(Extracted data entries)
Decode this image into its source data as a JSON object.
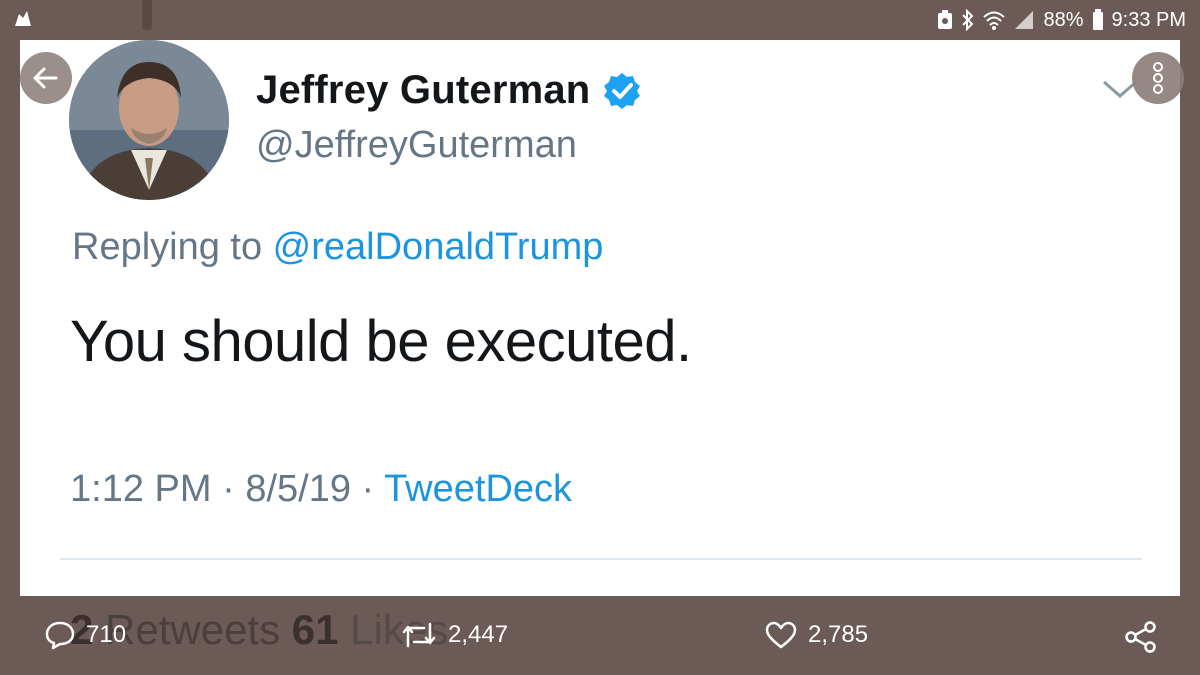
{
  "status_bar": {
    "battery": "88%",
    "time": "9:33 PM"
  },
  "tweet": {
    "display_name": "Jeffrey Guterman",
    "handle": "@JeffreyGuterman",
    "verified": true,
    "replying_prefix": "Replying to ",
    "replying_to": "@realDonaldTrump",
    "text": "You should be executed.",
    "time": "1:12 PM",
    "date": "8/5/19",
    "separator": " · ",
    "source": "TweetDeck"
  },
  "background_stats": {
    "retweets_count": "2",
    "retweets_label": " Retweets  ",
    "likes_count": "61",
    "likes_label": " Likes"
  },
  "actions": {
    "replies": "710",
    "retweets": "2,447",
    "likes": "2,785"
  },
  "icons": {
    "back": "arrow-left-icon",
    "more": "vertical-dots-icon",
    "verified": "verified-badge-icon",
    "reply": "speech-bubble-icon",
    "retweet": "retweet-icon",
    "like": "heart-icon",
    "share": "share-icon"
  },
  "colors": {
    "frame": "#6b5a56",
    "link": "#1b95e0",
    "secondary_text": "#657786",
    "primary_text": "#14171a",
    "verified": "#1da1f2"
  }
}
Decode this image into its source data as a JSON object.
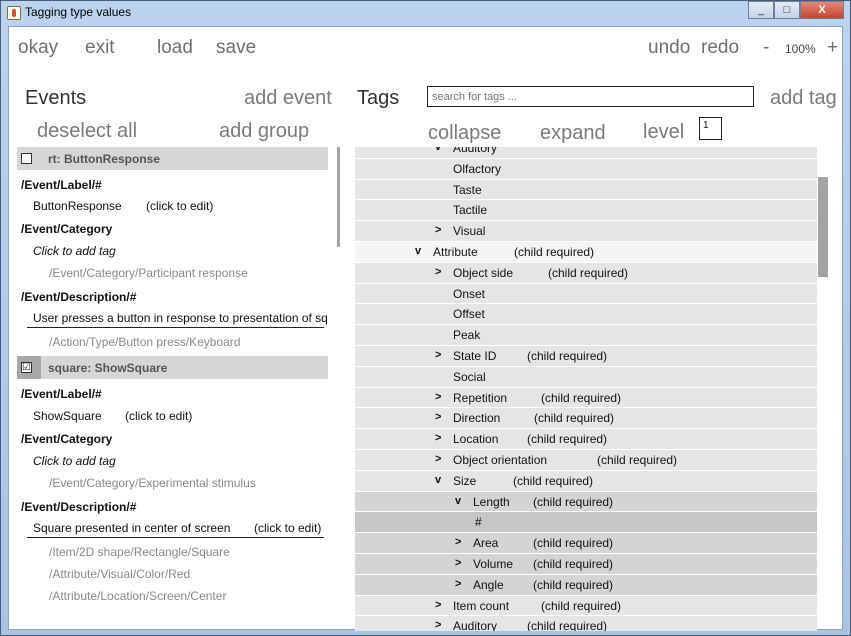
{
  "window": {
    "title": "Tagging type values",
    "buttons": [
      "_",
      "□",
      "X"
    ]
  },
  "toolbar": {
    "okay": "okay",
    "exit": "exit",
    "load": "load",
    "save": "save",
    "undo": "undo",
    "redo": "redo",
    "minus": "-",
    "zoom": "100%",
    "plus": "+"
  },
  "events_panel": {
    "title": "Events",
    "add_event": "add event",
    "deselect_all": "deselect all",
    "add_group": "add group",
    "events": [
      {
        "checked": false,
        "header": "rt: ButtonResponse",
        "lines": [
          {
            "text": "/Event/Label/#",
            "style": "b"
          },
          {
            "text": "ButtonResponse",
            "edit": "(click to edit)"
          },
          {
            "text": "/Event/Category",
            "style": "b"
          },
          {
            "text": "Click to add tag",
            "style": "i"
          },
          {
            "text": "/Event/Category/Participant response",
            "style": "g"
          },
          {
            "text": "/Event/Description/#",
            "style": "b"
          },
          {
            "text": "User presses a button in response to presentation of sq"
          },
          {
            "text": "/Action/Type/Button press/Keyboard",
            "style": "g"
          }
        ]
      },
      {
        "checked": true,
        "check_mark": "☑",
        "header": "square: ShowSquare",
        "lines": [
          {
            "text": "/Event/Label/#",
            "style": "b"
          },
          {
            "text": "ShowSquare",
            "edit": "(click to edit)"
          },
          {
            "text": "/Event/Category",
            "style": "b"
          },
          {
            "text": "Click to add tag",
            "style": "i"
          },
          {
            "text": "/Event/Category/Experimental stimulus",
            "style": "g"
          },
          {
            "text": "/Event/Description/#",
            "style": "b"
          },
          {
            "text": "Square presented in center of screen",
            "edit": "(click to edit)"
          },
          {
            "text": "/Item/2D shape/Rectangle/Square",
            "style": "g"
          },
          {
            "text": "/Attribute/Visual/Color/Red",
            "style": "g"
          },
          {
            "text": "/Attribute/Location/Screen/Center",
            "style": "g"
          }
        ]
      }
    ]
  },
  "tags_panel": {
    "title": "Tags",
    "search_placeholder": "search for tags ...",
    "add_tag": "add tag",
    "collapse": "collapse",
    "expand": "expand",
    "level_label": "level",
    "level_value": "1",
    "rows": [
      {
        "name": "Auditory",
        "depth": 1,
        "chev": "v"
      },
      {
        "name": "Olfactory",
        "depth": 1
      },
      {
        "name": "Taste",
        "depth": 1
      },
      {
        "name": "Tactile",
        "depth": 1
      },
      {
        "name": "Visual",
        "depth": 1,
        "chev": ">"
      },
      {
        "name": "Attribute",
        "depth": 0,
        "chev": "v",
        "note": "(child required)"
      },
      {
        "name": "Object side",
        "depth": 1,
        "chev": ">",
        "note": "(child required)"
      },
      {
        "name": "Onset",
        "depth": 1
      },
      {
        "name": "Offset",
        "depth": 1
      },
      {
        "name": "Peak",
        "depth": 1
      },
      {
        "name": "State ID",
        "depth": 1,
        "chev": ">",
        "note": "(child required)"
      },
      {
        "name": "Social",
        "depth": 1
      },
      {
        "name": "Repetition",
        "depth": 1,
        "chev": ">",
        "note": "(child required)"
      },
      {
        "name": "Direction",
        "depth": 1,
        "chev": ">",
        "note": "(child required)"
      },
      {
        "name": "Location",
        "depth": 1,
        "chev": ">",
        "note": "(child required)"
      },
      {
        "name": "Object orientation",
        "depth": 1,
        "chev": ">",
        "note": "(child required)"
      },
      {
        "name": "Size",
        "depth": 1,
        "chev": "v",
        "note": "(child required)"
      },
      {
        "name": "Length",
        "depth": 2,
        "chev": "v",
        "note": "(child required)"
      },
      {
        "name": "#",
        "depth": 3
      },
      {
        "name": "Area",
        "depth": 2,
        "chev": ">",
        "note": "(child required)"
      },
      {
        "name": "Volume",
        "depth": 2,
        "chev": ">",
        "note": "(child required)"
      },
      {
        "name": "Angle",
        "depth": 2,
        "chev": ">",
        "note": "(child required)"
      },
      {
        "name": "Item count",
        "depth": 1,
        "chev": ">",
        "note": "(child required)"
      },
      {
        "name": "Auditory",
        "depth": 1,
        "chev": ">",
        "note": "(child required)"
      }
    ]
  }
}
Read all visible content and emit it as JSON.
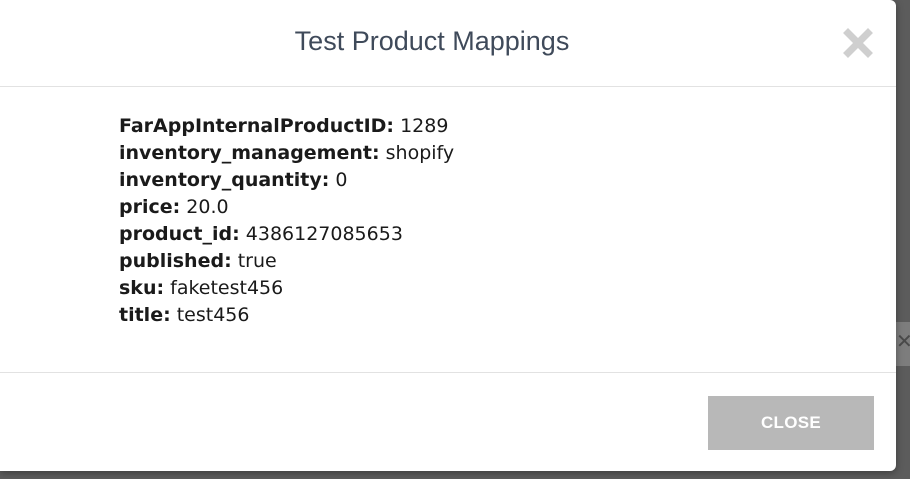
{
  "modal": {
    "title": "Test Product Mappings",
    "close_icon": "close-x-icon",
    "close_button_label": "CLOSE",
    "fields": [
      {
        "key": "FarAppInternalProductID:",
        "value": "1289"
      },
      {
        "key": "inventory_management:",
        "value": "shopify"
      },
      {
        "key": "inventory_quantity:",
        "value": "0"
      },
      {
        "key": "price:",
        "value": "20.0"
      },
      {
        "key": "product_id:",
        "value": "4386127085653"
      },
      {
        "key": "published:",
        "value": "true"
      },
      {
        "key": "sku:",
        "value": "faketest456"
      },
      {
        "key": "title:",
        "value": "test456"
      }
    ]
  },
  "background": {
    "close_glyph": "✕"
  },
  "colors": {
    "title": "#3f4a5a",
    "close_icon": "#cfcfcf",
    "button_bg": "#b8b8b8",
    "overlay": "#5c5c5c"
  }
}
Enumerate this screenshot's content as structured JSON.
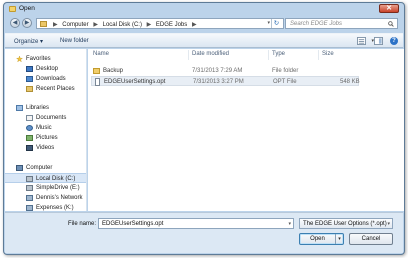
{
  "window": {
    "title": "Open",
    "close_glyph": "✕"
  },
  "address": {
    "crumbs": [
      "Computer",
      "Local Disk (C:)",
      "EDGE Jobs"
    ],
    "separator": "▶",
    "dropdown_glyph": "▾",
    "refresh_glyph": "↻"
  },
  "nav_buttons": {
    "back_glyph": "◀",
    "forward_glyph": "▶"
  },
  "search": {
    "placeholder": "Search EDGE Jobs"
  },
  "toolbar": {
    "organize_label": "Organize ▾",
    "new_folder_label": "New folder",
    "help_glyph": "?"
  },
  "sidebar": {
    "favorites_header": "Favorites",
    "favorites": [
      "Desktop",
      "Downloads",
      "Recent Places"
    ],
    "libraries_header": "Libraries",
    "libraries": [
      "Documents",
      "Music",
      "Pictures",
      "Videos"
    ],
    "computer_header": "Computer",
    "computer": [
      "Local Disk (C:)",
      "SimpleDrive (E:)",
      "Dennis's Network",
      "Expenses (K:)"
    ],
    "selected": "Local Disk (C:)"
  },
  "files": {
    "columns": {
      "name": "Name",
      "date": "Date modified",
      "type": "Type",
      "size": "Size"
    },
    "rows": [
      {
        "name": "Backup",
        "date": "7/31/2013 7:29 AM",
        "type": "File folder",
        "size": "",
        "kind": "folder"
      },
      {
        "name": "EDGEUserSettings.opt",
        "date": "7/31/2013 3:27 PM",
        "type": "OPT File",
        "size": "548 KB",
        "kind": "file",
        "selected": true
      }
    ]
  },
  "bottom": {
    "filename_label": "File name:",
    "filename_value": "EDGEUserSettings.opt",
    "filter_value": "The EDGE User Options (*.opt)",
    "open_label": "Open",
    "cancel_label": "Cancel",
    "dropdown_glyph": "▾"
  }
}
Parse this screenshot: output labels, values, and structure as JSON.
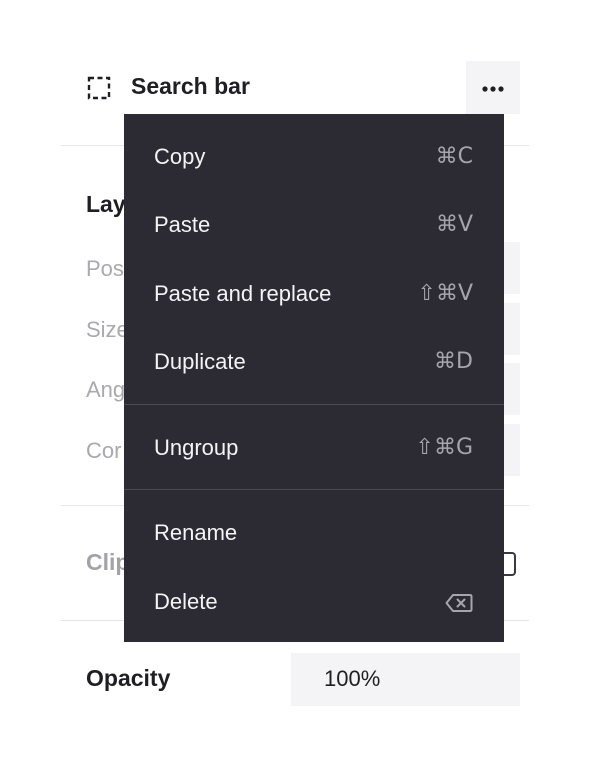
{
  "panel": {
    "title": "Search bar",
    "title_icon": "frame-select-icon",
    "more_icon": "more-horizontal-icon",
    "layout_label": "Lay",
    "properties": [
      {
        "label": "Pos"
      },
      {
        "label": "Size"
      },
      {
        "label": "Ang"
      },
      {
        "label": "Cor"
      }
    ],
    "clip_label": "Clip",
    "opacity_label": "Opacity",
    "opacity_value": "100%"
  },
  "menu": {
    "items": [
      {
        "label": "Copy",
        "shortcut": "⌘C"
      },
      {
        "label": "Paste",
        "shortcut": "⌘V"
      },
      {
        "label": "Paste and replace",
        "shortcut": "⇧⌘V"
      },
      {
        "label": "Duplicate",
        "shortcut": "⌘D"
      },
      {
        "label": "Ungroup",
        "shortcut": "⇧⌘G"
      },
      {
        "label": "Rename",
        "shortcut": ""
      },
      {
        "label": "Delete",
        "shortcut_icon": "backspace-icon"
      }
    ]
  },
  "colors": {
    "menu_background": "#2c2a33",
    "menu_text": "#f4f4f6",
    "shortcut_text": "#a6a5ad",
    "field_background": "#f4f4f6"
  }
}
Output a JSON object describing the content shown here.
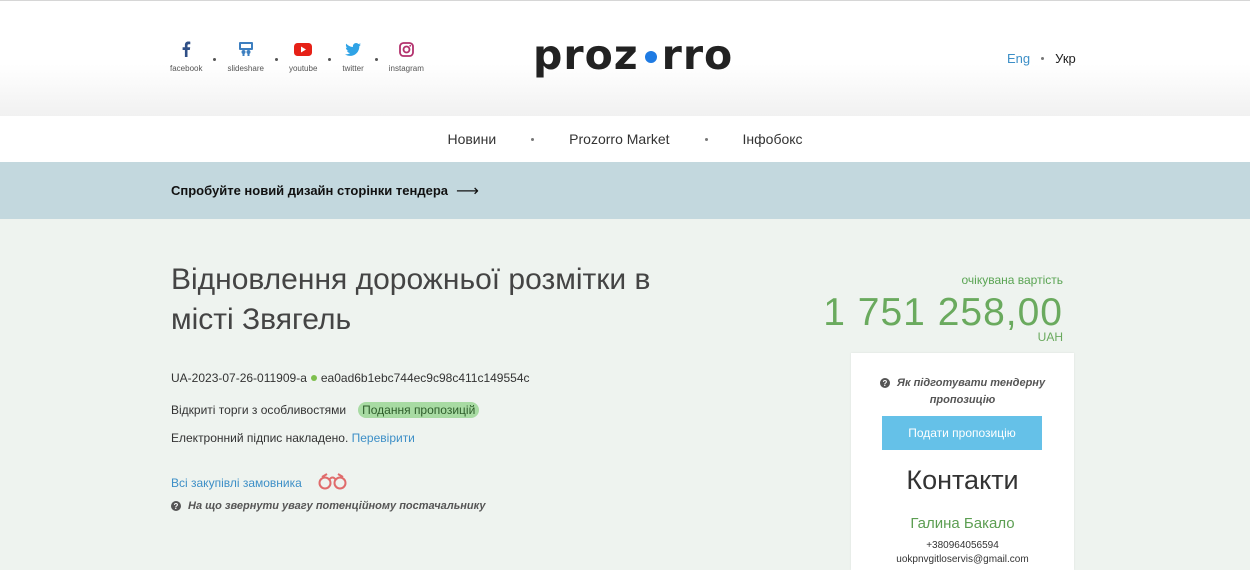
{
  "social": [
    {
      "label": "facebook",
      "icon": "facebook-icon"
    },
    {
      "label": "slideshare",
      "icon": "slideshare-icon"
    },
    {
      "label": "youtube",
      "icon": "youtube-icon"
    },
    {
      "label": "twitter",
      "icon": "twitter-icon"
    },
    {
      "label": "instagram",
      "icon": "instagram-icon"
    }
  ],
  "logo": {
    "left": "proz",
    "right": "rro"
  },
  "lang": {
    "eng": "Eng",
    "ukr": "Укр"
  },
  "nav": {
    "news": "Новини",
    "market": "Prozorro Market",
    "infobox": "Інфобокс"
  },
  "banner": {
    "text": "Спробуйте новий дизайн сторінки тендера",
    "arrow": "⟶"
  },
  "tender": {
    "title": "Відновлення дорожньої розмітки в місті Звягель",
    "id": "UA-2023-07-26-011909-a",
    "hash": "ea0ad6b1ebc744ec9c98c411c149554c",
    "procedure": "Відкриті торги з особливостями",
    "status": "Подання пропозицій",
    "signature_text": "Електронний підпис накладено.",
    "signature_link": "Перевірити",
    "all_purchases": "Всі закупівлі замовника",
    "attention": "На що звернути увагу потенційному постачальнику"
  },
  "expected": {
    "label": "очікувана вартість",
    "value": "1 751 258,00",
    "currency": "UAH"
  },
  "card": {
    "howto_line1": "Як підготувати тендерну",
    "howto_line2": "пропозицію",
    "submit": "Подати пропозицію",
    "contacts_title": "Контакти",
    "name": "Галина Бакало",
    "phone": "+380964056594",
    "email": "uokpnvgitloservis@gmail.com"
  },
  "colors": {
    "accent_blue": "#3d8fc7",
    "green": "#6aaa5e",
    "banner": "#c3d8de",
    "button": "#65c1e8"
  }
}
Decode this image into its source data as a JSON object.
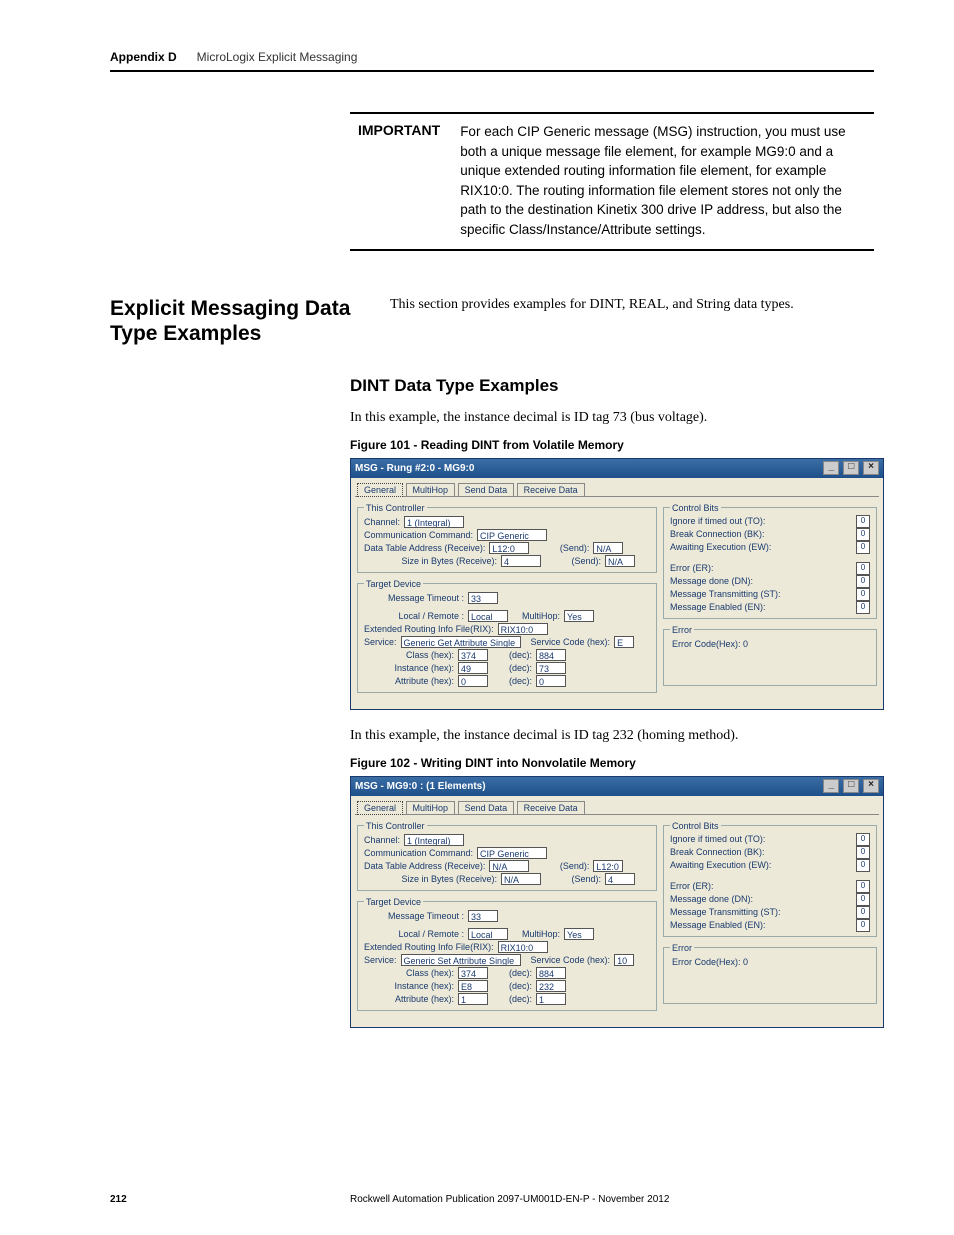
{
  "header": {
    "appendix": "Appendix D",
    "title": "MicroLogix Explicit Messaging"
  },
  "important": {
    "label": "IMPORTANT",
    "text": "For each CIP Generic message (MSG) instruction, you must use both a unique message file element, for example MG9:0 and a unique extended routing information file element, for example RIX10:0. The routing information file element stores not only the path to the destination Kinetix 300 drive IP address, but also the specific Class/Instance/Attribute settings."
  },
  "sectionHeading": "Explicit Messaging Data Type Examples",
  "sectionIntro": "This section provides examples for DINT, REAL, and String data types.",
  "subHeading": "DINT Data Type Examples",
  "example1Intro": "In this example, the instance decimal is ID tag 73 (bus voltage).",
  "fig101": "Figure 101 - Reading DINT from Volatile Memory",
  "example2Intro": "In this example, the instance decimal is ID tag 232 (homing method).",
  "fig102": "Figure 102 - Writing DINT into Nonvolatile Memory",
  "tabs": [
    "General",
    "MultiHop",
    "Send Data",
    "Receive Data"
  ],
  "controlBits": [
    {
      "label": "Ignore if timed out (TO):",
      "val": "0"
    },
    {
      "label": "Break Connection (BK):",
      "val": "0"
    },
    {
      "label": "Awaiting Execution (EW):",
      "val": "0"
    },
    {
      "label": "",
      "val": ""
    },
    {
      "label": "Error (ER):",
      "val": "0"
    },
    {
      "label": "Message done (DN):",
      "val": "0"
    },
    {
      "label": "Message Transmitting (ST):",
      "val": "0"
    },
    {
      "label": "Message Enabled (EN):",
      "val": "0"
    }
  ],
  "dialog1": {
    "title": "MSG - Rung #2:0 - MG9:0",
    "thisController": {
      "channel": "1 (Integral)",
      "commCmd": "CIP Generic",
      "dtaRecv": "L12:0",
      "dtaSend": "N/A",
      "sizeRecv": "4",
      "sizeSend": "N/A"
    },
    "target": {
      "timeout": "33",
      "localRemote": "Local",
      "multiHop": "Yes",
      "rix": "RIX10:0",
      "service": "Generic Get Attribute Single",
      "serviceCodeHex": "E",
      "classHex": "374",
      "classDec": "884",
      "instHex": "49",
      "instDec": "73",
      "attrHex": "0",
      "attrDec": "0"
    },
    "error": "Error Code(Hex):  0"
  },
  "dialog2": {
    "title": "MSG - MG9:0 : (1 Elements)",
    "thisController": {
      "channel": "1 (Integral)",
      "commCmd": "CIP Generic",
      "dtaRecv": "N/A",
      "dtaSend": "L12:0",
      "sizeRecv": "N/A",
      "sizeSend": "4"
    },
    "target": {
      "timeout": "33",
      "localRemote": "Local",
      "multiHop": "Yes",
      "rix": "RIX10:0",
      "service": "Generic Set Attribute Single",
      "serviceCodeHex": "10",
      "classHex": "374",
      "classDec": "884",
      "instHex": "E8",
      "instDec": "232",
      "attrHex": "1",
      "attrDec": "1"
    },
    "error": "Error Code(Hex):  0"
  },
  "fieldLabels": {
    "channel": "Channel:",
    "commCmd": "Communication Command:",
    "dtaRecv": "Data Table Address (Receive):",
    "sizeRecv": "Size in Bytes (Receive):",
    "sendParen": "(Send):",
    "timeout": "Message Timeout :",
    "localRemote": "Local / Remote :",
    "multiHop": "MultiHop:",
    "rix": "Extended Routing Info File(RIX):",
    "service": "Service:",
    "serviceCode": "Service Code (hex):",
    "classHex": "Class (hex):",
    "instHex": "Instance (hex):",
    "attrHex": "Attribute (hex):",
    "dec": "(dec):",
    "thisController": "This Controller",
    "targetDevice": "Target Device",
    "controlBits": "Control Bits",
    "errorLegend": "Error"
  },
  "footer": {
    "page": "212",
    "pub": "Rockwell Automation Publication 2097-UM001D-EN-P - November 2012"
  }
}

[Exercise requirements]: In the records above, find the lines containing "Generic" and copy them.

[The completed task]:
    "text": "For each CIP Generic message (MSG) instruction, you must use both a unique message file element, for example MG9:0 and a unique extended routing information file element, for example RIX10:0. The routing information file element stores not only the path to the destination Kinetix 300 drive IP address, but also the specific Class/Instance/Attribute settings."
      "commCmd": "CIP Generic",
      "service": "Generic Get Attribute Single",
      "commCmd": "CIP Generic",
      "service": "Generic Set Attribute Single",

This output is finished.